**EXERCISE AIM:**
No images are to be carried over; print all other material exactly as it stands.

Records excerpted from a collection
** start **
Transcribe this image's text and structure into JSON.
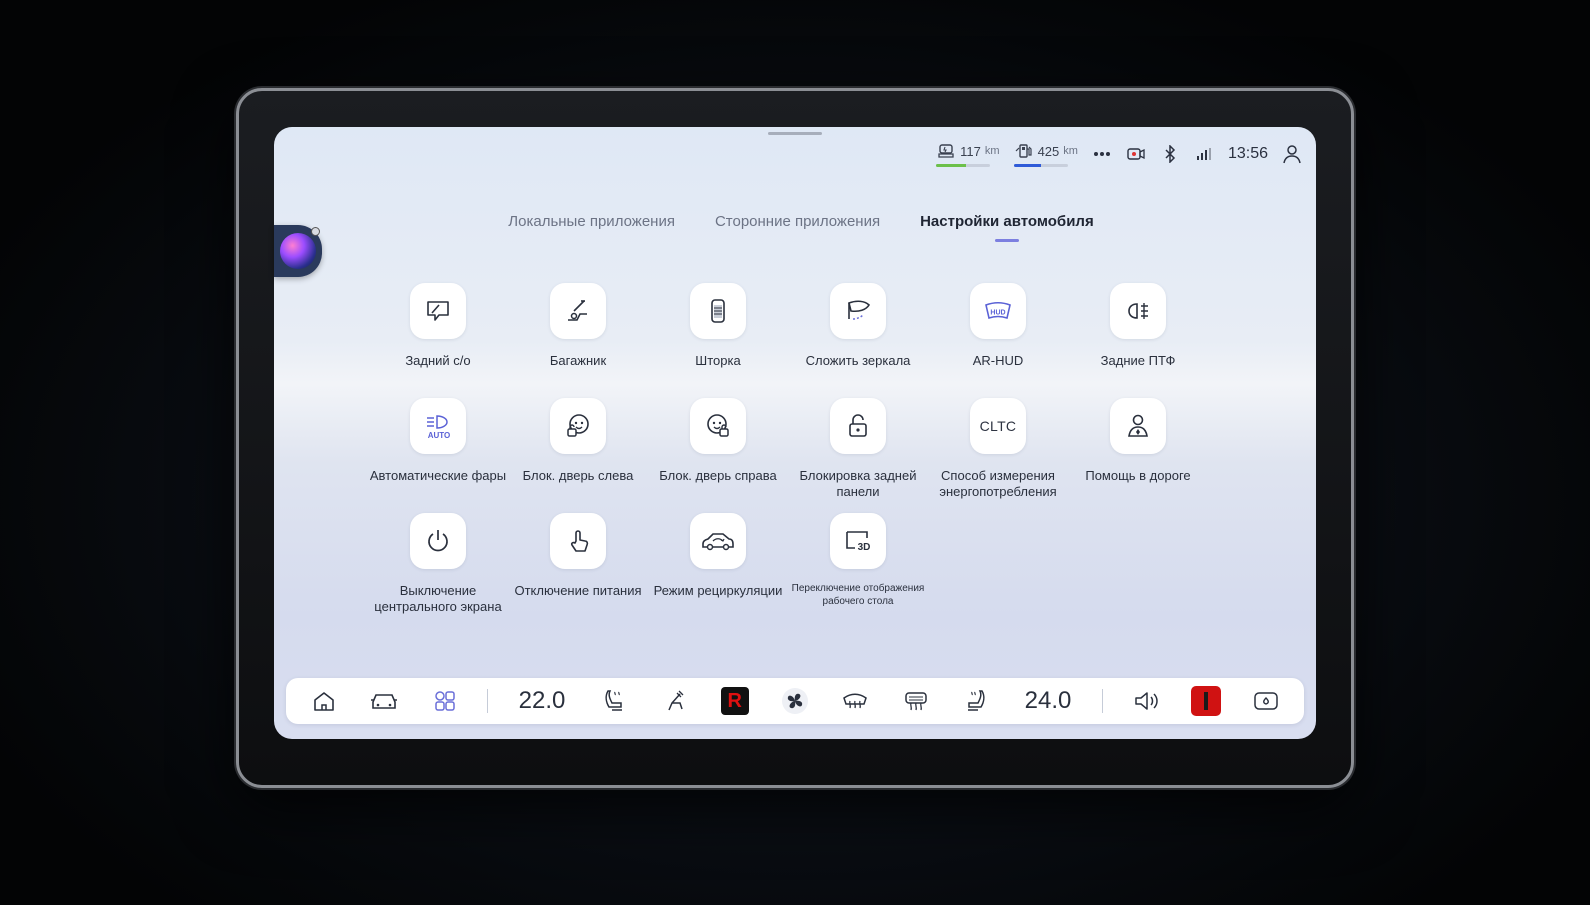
{
  "status_bar": {
    "range_electric": {
      "value": "117",
      "unit": "km",
      "level": 0.55,
      "color": "#6cc04a",
      "icon": "car-battery-icon"
    },
    "range_fuel": {
      "value": "425",
      "unit": "km",
      "level": 0.5,
      "color": "#2f5bd8",
      "icon": "fuel-pump-icon"
    },
    "icons": [
      "more-dots-icon",
      "dashcam-icon",
      "bluetooth-icon",
      "signal-icon"
    ],
    "time": "13:56",
    "profile_icon": "user-icon"
  },
  "tabs": [
    {
      "label": "Локальные приложения",
      "active": false
    },
    {
      "label": "Сторонние приложения",
      "active": false
    },
    {
      "label": "Настройки автомобиля",
      "active": true
    }
  ],
  "tiles": [
    {
      "label": "Задний с/о",
      "icon": "rear-wiper-icon"
    },
    {
      "label": "Багажник",
      "icon": "trunk-icon"
    },
    {
      "label": "Шторка",
      "icon": "sunshade-icon"
    },
    {
      "label": "Сложить зеркала",
      "icon": "fold-mirror-icon"
    },
    {
      "label": "AR-HUD",
      "icon": "hud-icon"
    },
    {
      "label": "Задние ПТФ",
      "icon": "rear-fog-light-icon"
    },
    {
      "label": "Автоматические фары",
      "icon": "auto-headlights-icon"
    },
    {
      "label": "Блок. дверь слева",
      "icon": "child-lock-left-icon"
    },
    {
      "label": "Блок. дверь справа",
      "icon": "child-lock-right-icon"
    },
    {
      "label": "Блокировка задней панели",
      "icon": "rear-panel-lock-icon"
    },
    {
      "label": "Способ измерения энергопотребления",
      "icon": "cltc-icon",
      "icon_text": "CLTC"
    },
    {
      "label": "Помощь в дороге",
      "icon": "roadside-assistance-icon"
    },
    {
      "label": "Выключение центрального экрана",
      "icon": "power-icon"
    },
    {
      "label": "Отключение питания",
      "icon": "touch-power-off-icon"
    },
    {
      "label": "Режим рециркуляции",
      "icon": "recirculation-icon"
    },
    {
      "label": "Переключение отображения рабочего стола",
      "icon": "desktop-3d-icon",
      "icon_text": "3D"
    }
  ],
  "dock": {
    "left_temp": "22.0",
    "right_temp": "24.0",
    "icons": [
      "home-icon",
      "car-icon",
      "apps-icon",
      "seat-heat-left-icon",
      "seat-adjust-icon",
      "r-app-icon",
      "fan-icon",
      "front-defrost-icon",
      "rear-defrost-icon",
      "seat-heat-right-icon",
      "volume-icon",
      "media-app-icon",
      "camera-icon"
    ],
    "r_label": "R",
    "accent_red": "#d01212"
  }
}
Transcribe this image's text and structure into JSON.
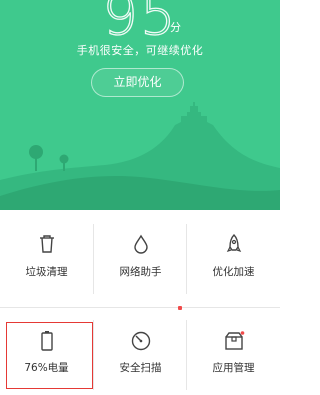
{
  "header": {
    "score": "95",
    "score_unit": "分",
    "status_text": "手机很安全，可继续优化",
    "optimize_button": "立即优化"
  },
  "tools": [
    {
      "label": "垃圾清理",
      "icon": "trash-icon"
    },
    {
      "label": "网络助手",
      "icon": "water-drop-icon"
    },
    {
      "label": "优化加速",
      "icon": "rocket-icon"
    },
    {
      "label": "76%电量",
      "icon": "battery-icon"
    },
    {
      "label": "安全扫描",
      "icon": "scan-icon"
    },
    {
      "label": "应用管理",
      "icon": "app-box-icon"
    }
  ],
  "colors": {
    "hero_green": "#3fc98d",
    "highlight_red": "#e53935",
    "badge_red": "#f04a4a"
  }
}
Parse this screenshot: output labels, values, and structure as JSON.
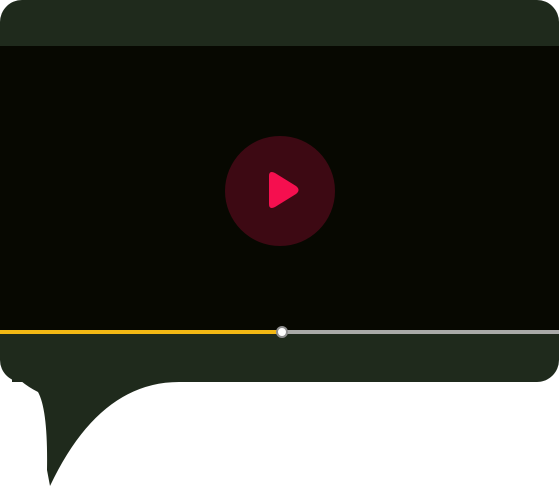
{
  "player": {
    "progress_fraction": 0.505,
    "colors": {
      "frame": "#1f2a1c",
      "video_background": "#070801",
      "play_circle": "#3d0913",
      "play_icon": "#f50f4f",
      "progress_played": "#f2b814",
      "progress_remaining": "#a9aaa8",
      "thumb": "#ffffff"
    },
    "icons": {
      "play": "play-icon"
    }
  }
}
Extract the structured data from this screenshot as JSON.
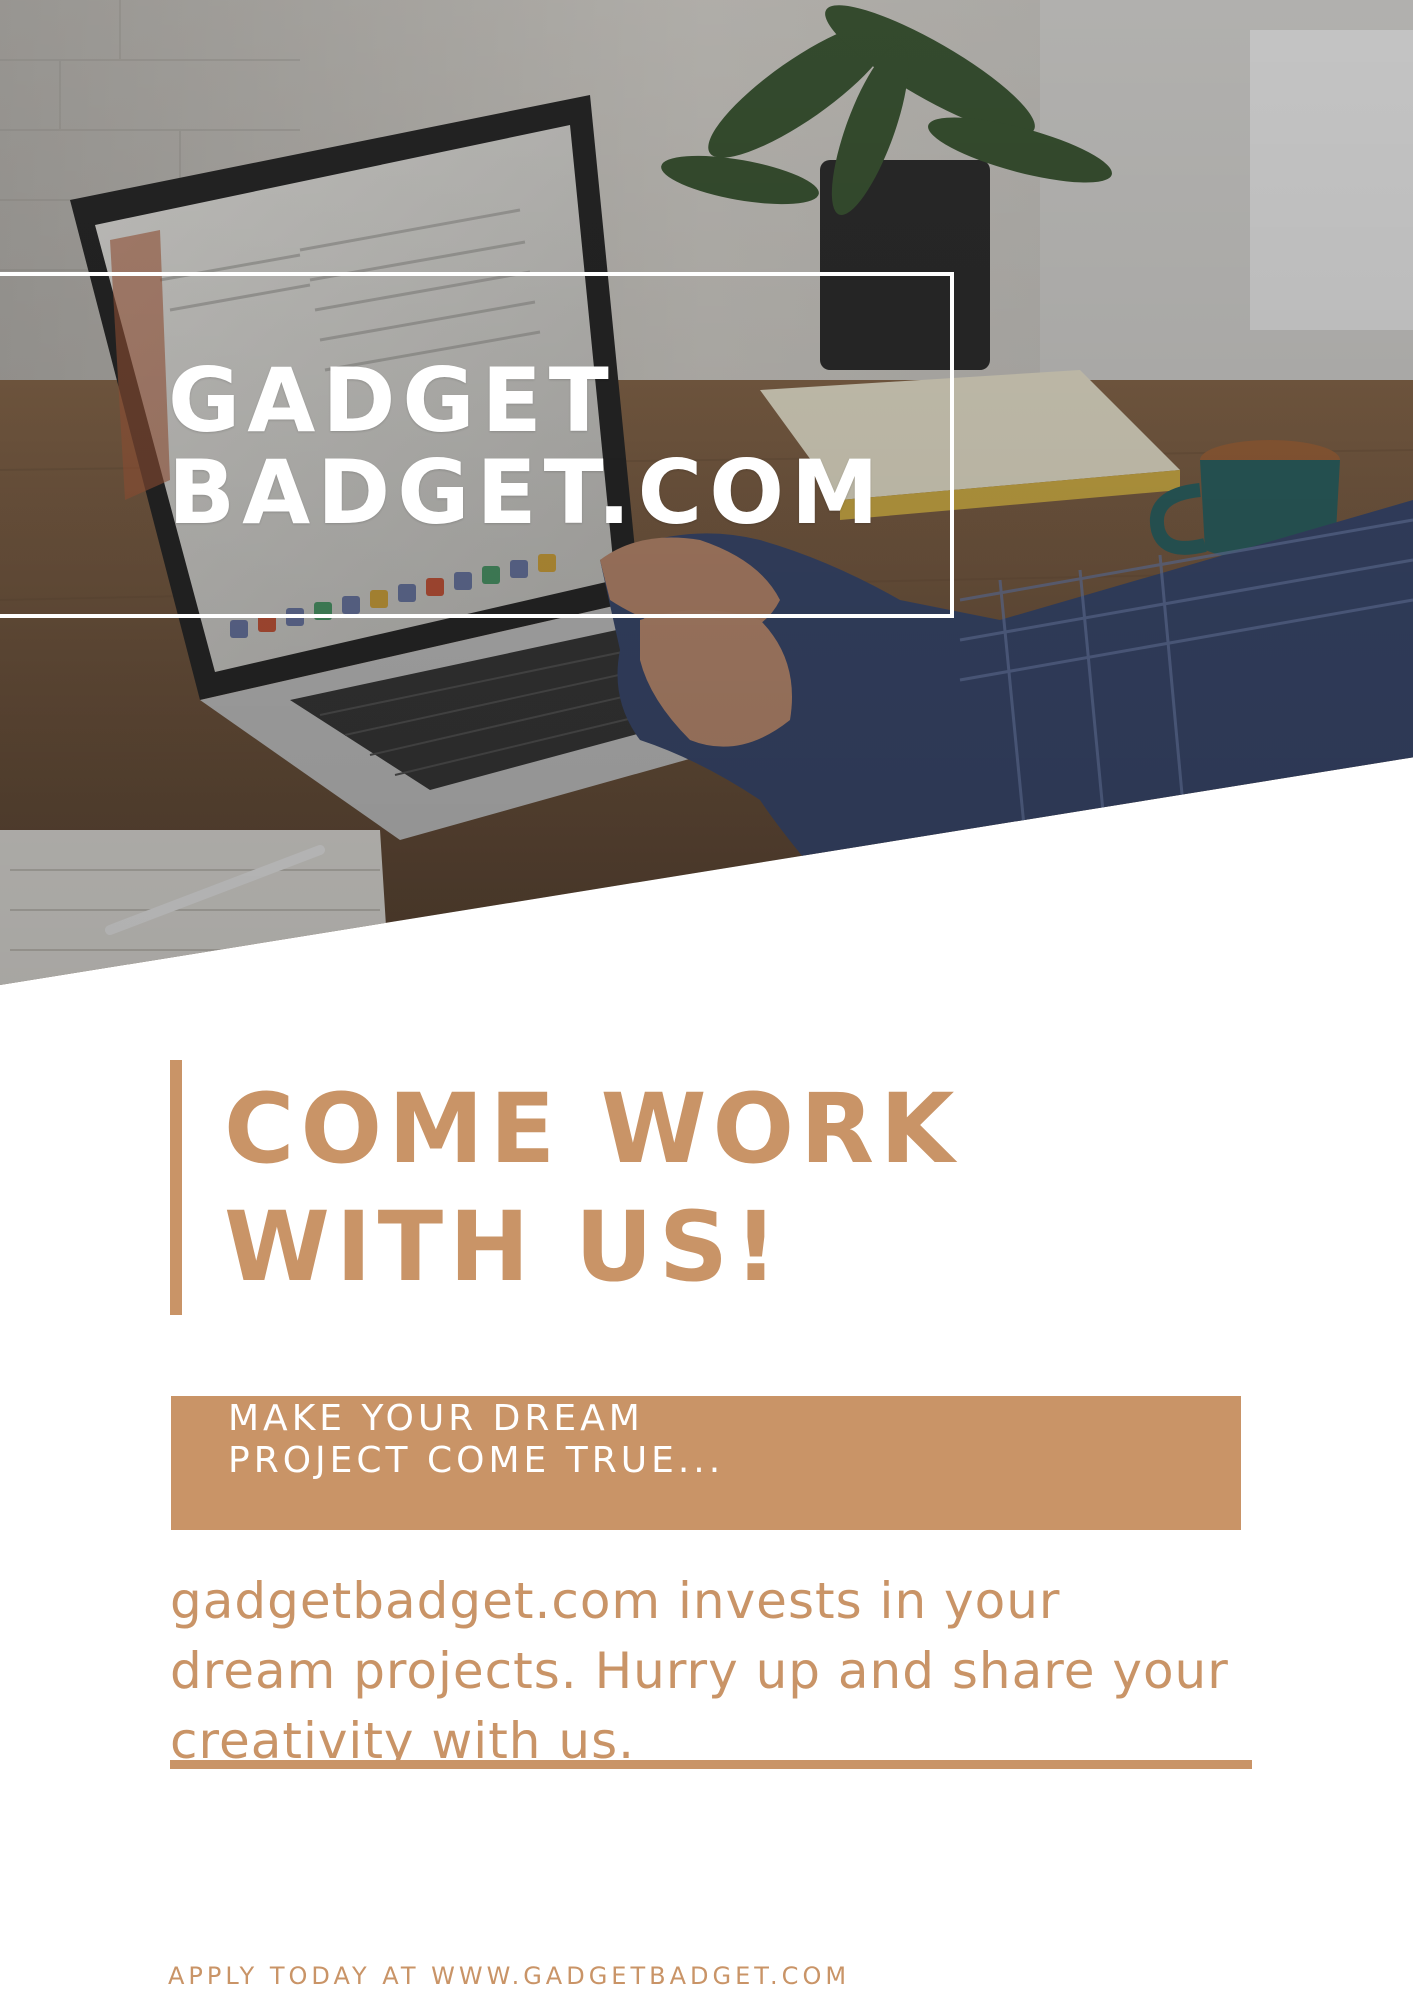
** end **
**OUTPUT OF THE TASK:**
Transcribe this image's text and structure into JSON.
{
  "status_bar": {
    "range_electric": {
      "value": "117",
      "unit": "km",
      "level": 0.55,
      "color": "#6cc04a",
      "icon": "car-battery-icon"
    },
    "range_fuel": {
      "value": "425",
      "unit": "km",
      "level": 0.5,
      "color": "#2f5bd8",
      "icon": "fuel-pump-icon"
    },
    "icons": [
      "more-dots-icon",
      "dashcam-icon",
      "bluetooth-icon",
      "signal-icon"
    ],
    "time": "13:56",
    "profile_icon": "user-icon"
  },
  "tabs": [
    {
      "label": "Локальные приложения",
      "active": false
    },
    {
      "label": "Сторонние приложения",
      "active": false
    },
    {
      "label": "Настройки автомобиля",
      "active": true
    }
  ],
  "tiles": [
    {
      "label": "Задний с/о",
      "icon": "rear-wiper-icon"
    },
    {
      "label": "Багажник",
      "icon": "trunk-icon"
    },
    {
      "label": "Шторка",
      "icon": "sunshade-icon"
    },
    {
      "label": "Сложить зеркала",
      "icon": "fold-mirror-icon"
    },
    {
      "label": "AR-HUD",
      "icon": "hud-icon"
    },
    {
      "label": "Задние ПТФ",
      "icon": "rear-fog-light-icon"
    },
    {
      "label": "Автоматические фары",
      "icon": "auto-headlights-icon"
    },
    {
      "label": "Блок. дверь слева",
      "icon": "child-lock-left-icon"
    },
    {
      "label": "Блок. дверь справа",
      "icon": "child-lock-right-icon"
    },
    {
      "label": "Блокировка задней панели",
      "icon": "rear-panel-lock-icon"
    },
    {
      "label": "Способ измерения энергопотребления",
      "icon": "cltc-icon",
      "icon_text": "CLTC"
    },
    {
      "label": "Помощь в дороге",
      "icon": "roadside-assistance-icon"
    },
    {
      "label": "Выключение центрального экрана",
      "icon": "power-icon"
    },
    {
      "label": "Отключение питания",
      "icon": "touch-power-off-icon"
    },
    {
      "label": "Режим рециркуляции",
      "icon": "recirculation-icon"
    },
    {
      "label": "Переключение отображения рабочего стола",
      "icon": "desktop-3d-icon",
      "icon_text": "3D"
    }
  ],
  "dock": {
    "left_temp": "22.0",
    "right_temp": "24.0",
    "icons": [
      "home-icon",
      "car-icon",
      "apps-icon",
      "seat-heat-left-icon",
      "seat-adjust-icon",
      "r-app-icon",
      "fan-icon",
      "front-defrost-icon",
      "rear-defrost-icon",
      "seat-heat-right-icon",
      "volume-icon",
      "media-app-icon",
      "camera-icon"
    ],
    "r_label": "R",
    "accent_red": "#d01212"
  }
}
Transcribe this image's text and structure into JSON.
{
  "header": {
    "score": "95",
    "score_unit": "分",
    "status_text": "手机很安全，可继续优化",
    "optimize_button": "立即优化"
  },
  "tools": [
    {
      "label": "垃圾清理",
      "icon": "trash-icon"
    },
    {
      "label": "网络助手",
      "icon": "water-drop-icon"
    },
    {
      "label": "优化加速",
      "icon": "rocket-icon"
    },
    {
      "label": "76%电量",
      "icon": "battery-icon"
    },
    {
      "label": "安全扫描",
      "icon": "scan-icon"
    },
    {
      "label": "应用管理",
      "icon": "app-box-icon"
    }
  ],
  "colors": {
    "hero_green": "#3fc98d",
    "highlight_red": "#e53935",
    "badge_red": "#f04a4a"
  }
}
Parse this screenshot: output labels, values, and structure as JSON.
{
  "player": {
    "progress_fraction": 0.505,
    "colors": {
      "frame": "#1f2a1c",
      "video_background": "#070801",
      "play_circle": "#3d0913",
      "play_icon": "#f50f4f",
      "progress_played": "#f2b814",
      "progress_remaining": "#a9aaa8",
      "thumb": "#ffffff"
    },
    "icons": {
      "play": "play-icon"
    }
  }
}
Extract the structured data from this screenshot as JSON.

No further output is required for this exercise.